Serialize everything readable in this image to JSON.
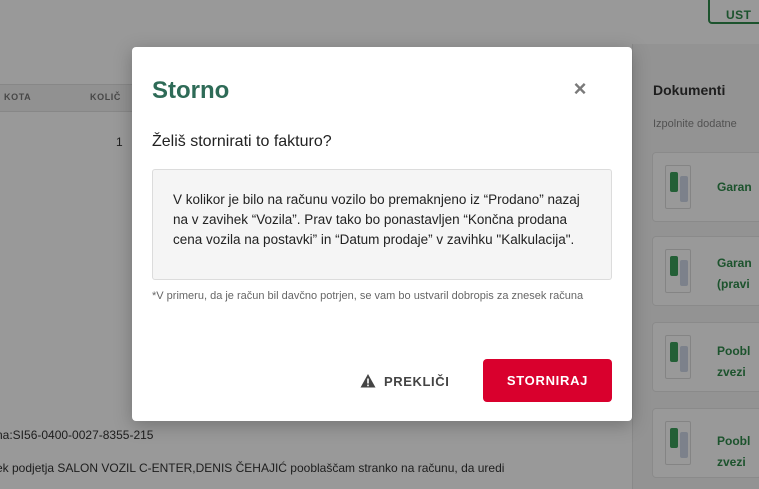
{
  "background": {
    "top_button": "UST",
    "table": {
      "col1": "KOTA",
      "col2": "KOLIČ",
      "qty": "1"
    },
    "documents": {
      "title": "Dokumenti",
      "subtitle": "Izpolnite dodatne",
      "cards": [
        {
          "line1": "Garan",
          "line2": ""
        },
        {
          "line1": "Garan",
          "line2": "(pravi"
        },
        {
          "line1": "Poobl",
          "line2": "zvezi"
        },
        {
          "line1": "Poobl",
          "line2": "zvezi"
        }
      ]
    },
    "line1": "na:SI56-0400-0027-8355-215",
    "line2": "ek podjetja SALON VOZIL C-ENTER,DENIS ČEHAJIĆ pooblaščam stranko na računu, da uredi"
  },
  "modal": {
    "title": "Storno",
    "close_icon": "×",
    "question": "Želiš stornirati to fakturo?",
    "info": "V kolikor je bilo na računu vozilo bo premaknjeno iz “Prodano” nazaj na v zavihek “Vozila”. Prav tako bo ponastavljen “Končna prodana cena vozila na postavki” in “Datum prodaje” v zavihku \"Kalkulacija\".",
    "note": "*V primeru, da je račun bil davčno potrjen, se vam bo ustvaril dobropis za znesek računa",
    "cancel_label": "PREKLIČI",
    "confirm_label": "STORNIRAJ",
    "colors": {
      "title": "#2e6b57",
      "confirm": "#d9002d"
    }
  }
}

------------------------------------------------------------------------

• WHAT YOU ARE ASKED TO DO
Reproduce the material in its entirety and word for word, without the pictures.

• CORRECT OUTPUT
Serialize everything readable in this image to JSON.
{
  "background": {
    "top_button": "UST",
    "table": {
      "col1": "KOTA",
      "col2": "KOLIČ",
      "qty": "1"
    },
    "documents": {
      "title": "Dokumenti",
      "subtitle": "Izpolnite dodatne",
      "cards": [
        {
          "line1": "Garan",
          "line2": ""
        },
        {
          "line1": "Garan",
          "line2": "(pravi"
        },
        {
          "line1": "Poobl",
          "line2": "zvezi"
        },
        {
          "line1": "Poobl",
          "line2": "zvezi"
        }
      ]
    },
    "line1": "na:SI56-0400-0027-8355-215",
    "line2": "ek podjetja SALON VOZIL C-ENTER,DENIS ČEHAJIĆ pooblaščam stranko na računu, da uredi"
  },
  "modal": {
    "title": "Storno",
    "close_icon": "×",
    "question": "Želiš stornirati to fakturo?",
    "info": "V kolikor je bilo na računu vozilo bo premaknjeno iz “Prodano” nazaj na v zavihek “Vozila”. Prav tako bo ponastavljen “Končna prodana cena vozila na postavki” in “Datum prodaje” v zavihku \"Kalkulacija\".",
    "note": "*V primeru, da je račun bil davčno potrjen, se vam bo ustvaril dobropis za znesek računa",
    "cancel_label": "PREKLIČI",
    "confirm_label": "STORNIRAJ",
    "colors": {
      "title": "#2e6b57",
      "confirm": "#d9002d"
    }
  }
}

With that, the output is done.